-- start --

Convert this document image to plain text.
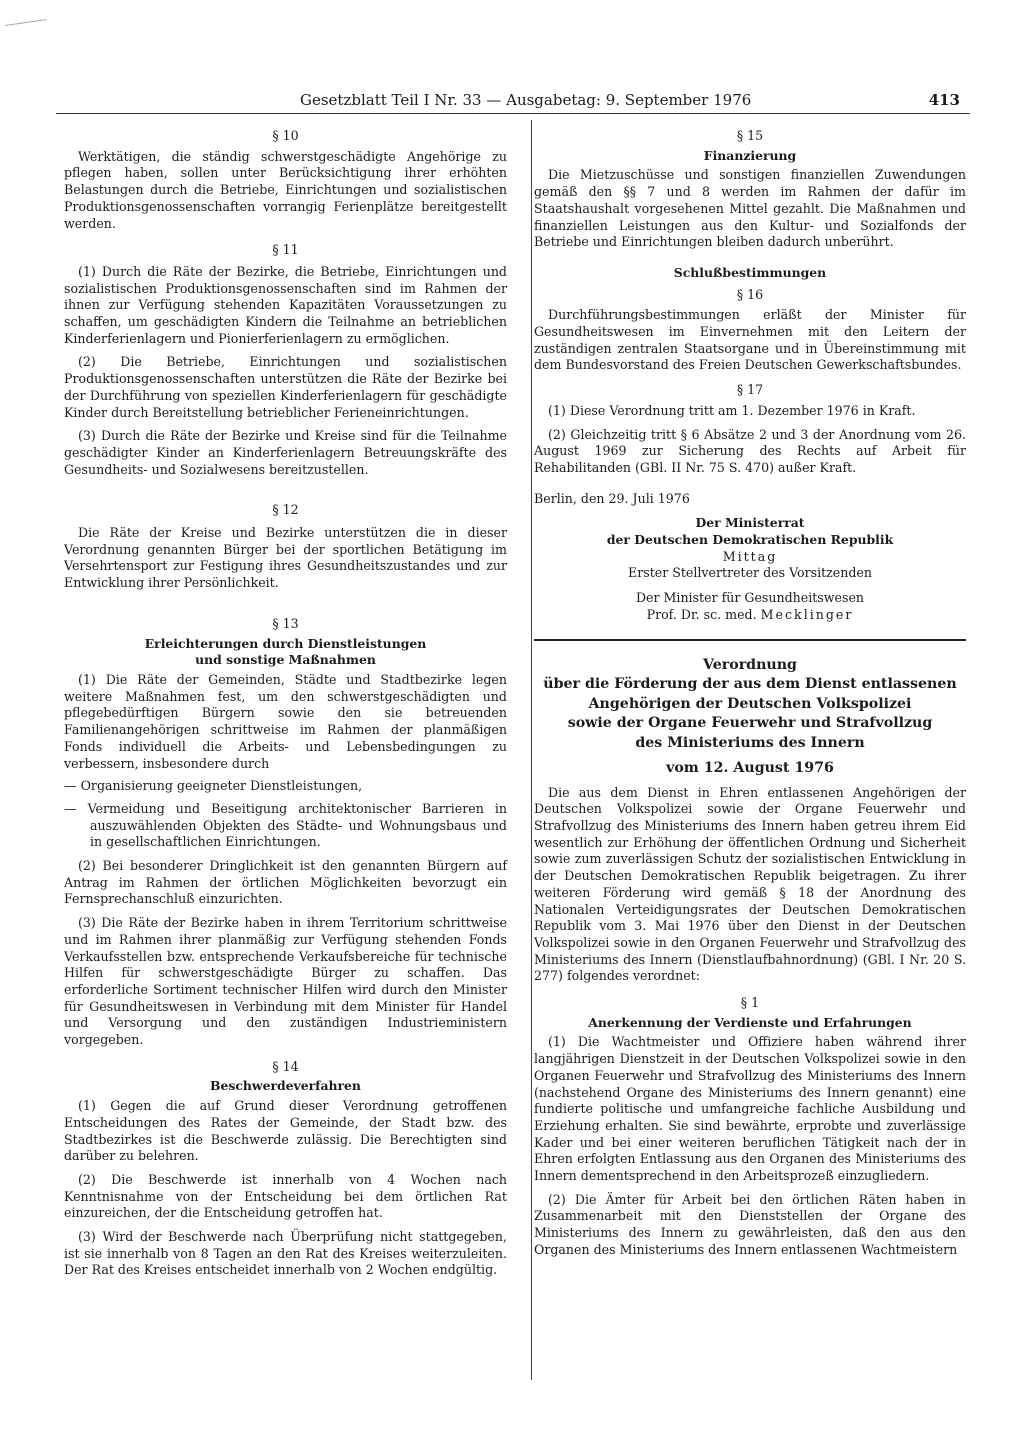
Gesetzblatt Teil I Nr. 33 — Ausgabetag: 9. September 1976	413

§ 10

Werktätigen, die ständig schwerstgeschädigte Angehörige zu pflegen haben, sollen unter Berücksichtigung ihrer erhöhten Belastungen durch die Betriebe, Einrichtungen und sozialistischen Produktionsgenossenschaften vorrangig Ferienplätze bereitgestellt werden.

§ 11

(1) Durch die Räte der Bezirke, die Betriebe, Einrichtungen und sozialistischen Produktionsgenossenschaften sind im Rahmen der ihnen zur Verfügung stehenden Kapazitäten Voraussetzungen zu schaffen, um geschädigten Kindern die Teilnahme an betrieblichen Kinderferienlagern und Pionierferienlagern zu ermöglichen.

(2) Die Betriebe, Einrichtungen und sozialistischen Produktionsgenossenschaften unterstützen die Räte der Bezirke bei der Durchführung von speziellen Kinderferienlagern für geschädigte Kinder durch Bereitstellung betrieblicher Ferieneinrichtungen.

(3) Durch die Räte der Bezirke und Kreise sind für die Teilnahme geschädigter Kinder an Kinderferienlagern Betreuungskräfte des Gesundheits- und Sozialwesens bereitzustellen.

§ 12

Die Räte der Kreise und Bezirke unterstützen die in dieser Verordnung genannten Bürger bei der sportlichen Betätigung im Versehrtensport zur Festigung ihres Gesundheitszustandes und zur Entwicklung ihrer Persönlichkeit.

§ 13

Erleichterungen durch Dienstleistungen

und sonstige Maßnahmen

(1) Die Räte der Gemeinden, Städte und Stadtbezirke legen weitere Maßnahmen fest, um den schwerstgeschädigten und pflegebedürftigen Bürgern sowie den sie betreuenden Familienangehörigen schrittweise im Rahmen der planmäßigen Fonds individuell die Arbeits- und Lebensbedingungen zu verbessern, insbesondere durch

— Organisierung geeigneter Dienstleistungen,

— Vermeidung und Beseitigung architektonischer Barrieren in auszuwählenden Objekten des Städte- und Wohnungsbaus und in gesellschaftlichen Einrichtungen.

(2) Bei besonderer Dringlichkeit ist den genannten Bürgern auf Antrag im Rahmen der örtlichen Möglichkeiten bevorzugt ein Fernsprechanschluß einzurichten.

(3) Die Räte der Bezirke haben in ihrem Territorium schrittweise und im Rahmen ihrer planmäßig zur Verfügung stehenden Fonds Verkaufsstellen bzw. entsprechende Verkaufsbereiche für technische Hilfen für schwerstgeschädigte Bürger zu schaffen. Das erforderliche Sortiment technischer Hilfen wird durch den Minister für Gesundheitswesen in Verbindung mit dem Minister für Handel und Versorgung und den zuständigen Industrieministern vorgegeben.

§ 14

Beschwerdeverfahren

(1) Gegen die auf Grund dieser Verordnung getroffenen Entscheidungen des Rates der Gemeinde, der Stadt bzw. des Stadtbezirkes ist die Beschwerde zulässig. Die Berechtigten sind darüber zu belehren.

(2) Die Beschwerde ist innerhalb von 4 Wochen nach Kenntnisnahme von der Entscheidung bei dem örtlichen Rat einzureichen, der die Entscheidung getroffen hat.

(3) Wird der Beschwerde nach Überprüfung nicht stattgegeben, ist sie innerhalb von 8 Tagen an den Rat des Kreises weiterzuleiten. Der Rat des Kreises entscheidet innerhalb von 2 Wochen endgültig.

§ 15

Finanzierung

Die Mietzuschüsse und sonstigen finanziellen Zuwendungen gemäß den §§ 7 und 8 werden im Rahmen der dafür im Staatshaushalt vorgesehenen Mittel gezahlt. Die Maßnahmen und finanziellen Leistungen aus den Kultur- und Sozialfonds der Betriebe und Einrichtungen bleiben dadurch unberührt.

Schlußbestimmungen

§ 16

Durchführungsbestimmungen erläßt der Minister für Gesundheitswesen im Einvernehmen mit den Leitern der zuständigen zentralen Staatsorgane und in Übereinstimmung mit dem Bundesvorstand des Freien Deutschen Gewerkschaftsbundes.

§ 17

(1) Diese Verordnung tritt am 1. Dezember 1976 in Kraft.

(2) Gleichzeitig tritt § 6 Absätze 2 und 3 der Anordnung vom 26. August 1969 zur Sicherung des Rechts auf Arbeit für Rehabilitanden (GBl. II Nr. 75 S. 470) außer Kraft.

Berlin, den 29. Juli 1976

Der Ministerrat

der Deutschen Demokratischen Republik

Mittag

Erster Stellvertreter des Vorsitzenden

Der Minister für Gesundheitswesen

Prof. Dr. sc. med. Mecklinger

Verordnung

über die Förderung der aus dem Dienst entlassenen

Angehörigen der Deutschen Volkspolizei

sowie der Organe Feuerwehr und Strafvollzug

des Ministeriums des Innern

vom 12. August 1976

Die aus dem Dienst in Ehren entlassenen Angehörigen der Deutschen Volkspolizei sowie der Organe Feuerwehr und Strafvollzug des Ministeriums des Innern haben getreu ihrem Eid wesentlich zur Erhöhung der öffentlichen Ordnung und Sicherheit sowie zum zuverlässigen Schutz der sozialistischen Entwicklung in der Deutschen Demokratischen Republik beigetragen. Zu ihrer weiteren Förderung wird gemäß § 18 der Anordnung des Nationalen Verteidigungsrates der Deutschen Demokratischen Republik vom 3. Mai 1976 über den Dienst in der Deutschen Volkspolizei sowie in den Organen Feuerwehr und Strafvollzug des Ministeriums des Innern (Dienstlaufbahnordnung) (GBl. I Nr. 20 S. 277) folgendes verordnet:

§ 1

Anerkennung der Verdienste und Erfahrungen

(1) Die Wachtmeister und Offiziere haben während ihrer langjährigen Dienstzeit in der Deutschen Volkspolizei sowie in den Organen Feuerwehr und Strafvollzug des Ministeriums des Innern (nachstehend Organe des Ministeriums des Innern genannt) eine fundierte politische und umfangreiche fachliche Ausbildung und Erziehung erhalten. Sie sind bewährte, erprobte und zuverlässige Kader und bei einer weiteren beruflichen Tätigkeit nach der in Ehren erfolgten Entlassung aus den Organen des Ministeriums des Innern dementsprechend in den Arbeitsprozeß einzugliedern.

(2) Die Ämter für Arbeit bei den örtlichen Räten haben in Zusammenarbeit mit den Dienststellen der Organe des Ministeriums des Innern zu gewährleisten, daß den aus den Organen des Ministeriums des Innern entlassenen Wachtmeistern
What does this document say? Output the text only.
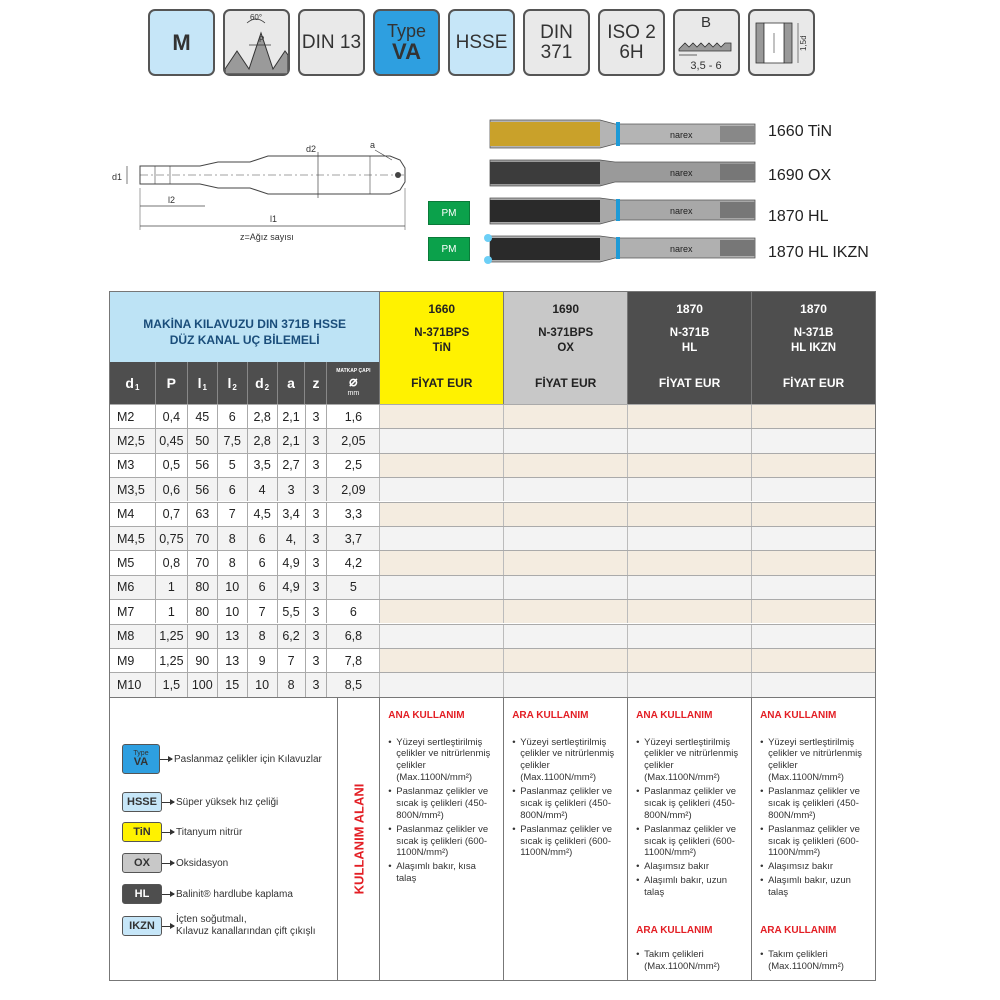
M
60°
P DIN 13
Type
VA HSSE DIN
371
ISO 2
6H
B
3,5 - 6
1,5d
d1
d2
l2
l1
a
z=Ağız sayısı
narex
narex
narex
narex
1660 TiN
1690 OX
1870 HL
1870 HL IKZN
PM
PM
MAKİNA KILAVUZU DIN 371B HSSE
DÜZ KANAL UÇ BİLEMELİ
1660
N-371BPS
TiN
1690
N-371BPS
OX
1870
N-371B
HL
1870
N-371B
HL IKZN
$d_1$ P $l_1$ $l_2$ $d_2$ a z
MATKAP ÇAPI
⌀
mm
FİYAT EUR	FİYAT EUR	FİYAT EUR	FİYAT EUR
M2	0,4	45	6	2,8 2,1	3	1,6
M2,5	0,45 50	7,5	2,8 2,1	3	2,05
M3	0,5	56	5	3,5 2,7	3	2,5
M3,5	0,6	56	6	4	3	3	2,09
M4	0,7	63	7	4,5 3,4	3	3,3
M4,5	0,75 70	8	6	4,	3	3,7
M5	0,8	70	8	6	4,9	3	4,2
M6	1	80	10	6	4,9	3	5
M7	1	80	10	7	5,5	3	6
M8	1,25 90	13	8	6,2	3	6,8
M9	1,25 90	13	9	7	3	7,8
M10	1,5 100	15	10	8	3	8,5
Type
VA	Paslanmaz çelikler için Kılavuzlar
HSSE	Süper yüksek hız çeliği
TiN	Titanyum nitrür
OX	Oksidasyon
HL	Balinit® hardlube kaplama
IKZN
İçten soğutmalı,
Kılavuz kanallarından çift çıkışlı
KULLANIM ALANI
ANA KULLANIM
• Yüzeyi sertleştirilmiş çelikler ve nitrürlenmiş çelikler (Max.1100N/mm²)
• Paslanmaz çelikler ve sıcak iş çelikleri (450-800N/mm²)
• Paslanmaz çelikler ve sıcak iş çelikleri (600-1100N/mm²)
• Alaşımlı bakır, kısa talaş
ARA KULLANIM
• Yüzeyi sertleştirilmiş çelikler ve nitrürlenmiş çelikler (Max.1100N/mm²)
• Paslanmaz çelikler ve sıcak iş çelikleri (450-800N/mm²)
• Paslanmaz çelikler ve sıcak iş çelikleri (600-1100N/mm²)
ANA KULLANIM
• Yüzeyi sertleştirilmiş çelikler ve nitrürlenmiş çelikler (Max.1100N/mm²)
• Paslanmaz çelikler ve sıcak iş çelikleri (450-800N/mm²)
• Paslanmaz çelikler ve sıcak iş çelikleri (600-1100N/mm²)
• Alaşımsız bakır
• Alaşımlı bakır, uzun talaş
ARA KULLANIM
• Takım çelikleri (Max.1100N/mm²)
ANA KULLANIM
• Yüzeyi sertleştirilmiş çelikler ve nitrürlenmiş çelikler (Max.1100N/mm²)
• Paslanmaz çelikler ve sıcak iş çelikleri (450-800N/mm²)
• Paslanmaz çelikler ve sıcak iş çelikleri (600-1100N/mm²)
• Alaşımsız bakır
• Alaşımlı bakır, uzun talaş
ARA KULLANIM
• Takım çelikleri (Max.1100N/mm²)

-- end --

Report only the number of lines in the listing that contain the word "Dienstleistungen".

- _TASK RESPONSE_: 2